§ Requirement
Entries follow. Set all of them down as they stand.

** Begin Records for this task **

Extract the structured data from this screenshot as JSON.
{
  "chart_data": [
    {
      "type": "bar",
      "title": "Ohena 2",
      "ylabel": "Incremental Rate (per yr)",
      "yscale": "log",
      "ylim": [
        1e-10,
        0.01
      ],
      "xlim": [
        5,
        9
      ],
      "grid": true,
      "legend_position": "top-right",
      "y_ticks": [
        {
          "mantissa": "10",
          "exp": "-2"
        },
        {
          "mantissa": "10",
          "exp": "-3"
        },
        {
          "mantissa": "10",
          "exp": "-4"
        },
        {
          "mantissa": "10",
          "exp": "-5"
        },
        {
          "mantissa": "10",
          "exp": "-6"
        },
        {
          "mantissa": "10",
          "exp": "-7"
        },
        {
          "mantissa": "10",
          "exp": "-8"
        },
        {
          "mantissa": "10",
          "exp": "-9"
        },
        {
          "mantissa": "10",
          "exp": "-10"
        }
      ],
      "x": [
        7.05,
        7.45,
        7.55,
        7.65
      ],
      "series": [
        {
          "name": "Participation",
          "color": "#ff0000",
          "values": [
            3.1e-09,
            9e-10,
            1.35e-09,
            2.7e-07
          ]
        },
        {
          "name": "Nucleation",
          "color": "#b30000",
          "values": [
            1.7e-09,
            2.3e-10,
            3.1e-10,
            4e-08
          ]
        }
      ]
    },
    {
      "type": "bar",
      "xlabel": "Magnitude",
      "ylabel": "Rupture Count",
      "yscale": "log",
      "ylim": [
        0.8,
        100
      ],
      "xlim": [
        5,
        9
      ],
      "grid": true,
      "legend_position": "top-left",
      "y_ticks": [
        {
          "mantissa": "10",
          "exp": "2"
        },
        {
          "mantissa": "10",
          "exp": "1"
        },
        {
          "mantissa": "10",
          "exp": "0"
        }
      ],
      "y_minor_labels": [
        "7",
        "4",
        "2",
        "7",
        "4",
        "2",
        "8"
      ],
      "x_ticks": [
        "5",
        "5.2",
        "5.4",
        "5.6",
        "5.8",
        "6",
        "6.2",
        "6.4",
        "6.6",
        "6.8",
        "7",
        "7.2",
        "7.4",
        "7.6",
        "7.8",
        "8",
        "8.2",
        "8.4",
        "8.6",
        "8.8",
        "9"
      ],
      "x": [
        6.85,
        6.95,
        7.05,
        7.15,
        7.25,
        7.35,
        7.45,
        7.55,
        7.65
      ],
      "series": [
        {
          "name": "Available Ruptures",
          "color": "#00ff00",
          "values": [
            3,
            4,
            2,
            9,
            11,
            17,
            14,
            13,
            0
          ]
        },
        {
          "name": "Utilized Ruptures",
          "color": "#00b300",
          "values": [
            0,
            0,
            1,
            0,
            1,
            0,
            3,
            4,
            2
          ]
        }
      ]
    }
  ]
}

** End Records for this task **

§ Solution
Extract the structured data from this screenshot as JSON.
{
  "chart_data": [
    {
      "type": "bar",
      "title": "Ohena 2",
      "ylabel": "Incremental Rate (per yr)",
      "yscale": "log",
      "ylim": [
        1e-10,
        0.01
      ],
      "xlim": [
        5,
        9
      ],
      "grid": true,
      "legend_position": "top-right",
      "y_ticks": [
        {
          "mantissa": "10",
          "exp": "-2"
        },
        {
          "mantissa": "10",
          "exp": "-3"
        },
        {
          "mantissa": "10",
          "exp": "-4"
        },
        {
          "mantissa": "10",
          "exp": "-5"
        },
        {
          "mantissa": "10",
          "exp": "-6"
        },
        {
          "mantissa": "10",
          "exp": "-7"
        },
        {
          "mantissa": "10",
          "exp": "-8"
        },
        {
          "mantissa": "10",
          "exp": "-9"
        },
        {
          "mantissa": "10",
          "exp": "-10"
        }
      ],
      "x": [
        7.05,
        7.45,
        7.55,
        7.65
      ],
      "series": [
        {
          "name": "Participation",
          "color": "#ff0000",
          "values": [
            3.1e-09,
            9e-10,
            1.35e-09,
            2.7e-07
          ]
        },
        {
          "name": "Nucleation",
          "color": "#b30000",
          "values": [
            1.7e-09,
            2.3e-10,
            3.1e-10,
            4e-08
          ]
        }
      ]
    },
    {
      "type": "bar",
      "xlabel": "Magnitude",
      "ylabel": "Rupture Count",
      "yscale": "log",
      "ylim": [
        0.8,
        100
      ],
      "xlim": [
        5,
        9
      ],
      "grid": true,
      "legend_position": "top-left",
      "y_ticks": [
        {
          "mantissa": "10",
          "exp": "2"
        },
        {
          "mantissa": "10",
          "exp": "1"
        },
        {
          "mantissa": "10",
          "exp": "0"
        }
      ],
      "y_minor_labels": [
        "7",
        "4",
        "2",
        "7",
        "4",
        "2",
        "8"
      ],
      "x_ticks": [
        "5",
        "5.2",
        "5.4",
        "5.6",
        "5.8",
        "6",
        "6.2",
        "6.4",
        "6.6",
        "6.8",
        "7",
        "7.2",
        "7.4",
        "7.6",
        "7.8",
        "8",
        "8.2",
        "8.4",
        "8.6",
        "8.8",
        "9"
      ],
      "x": [
        6.85,
        6.95,
        7.05,
        7.15,
        7.25,
        7.35,
        7.45,
        7.55,
        7.65
      ],
      "series": [
        {
          "name": "Available Ruptures",
          "color": "#00ff00",
          "values": [
            3,
            4,
            2,
            9,
            11,
            17,
            14,
            13,
            0
          ]
        },
        {
          "name": "Utilized Ruptures",
          "color": "#00b300",
          "values": [
            0,
            0,
            1,
            0,
            1,
            0,
            3,
            4,
            2
          ]
        }
      ]
    }
  ]
}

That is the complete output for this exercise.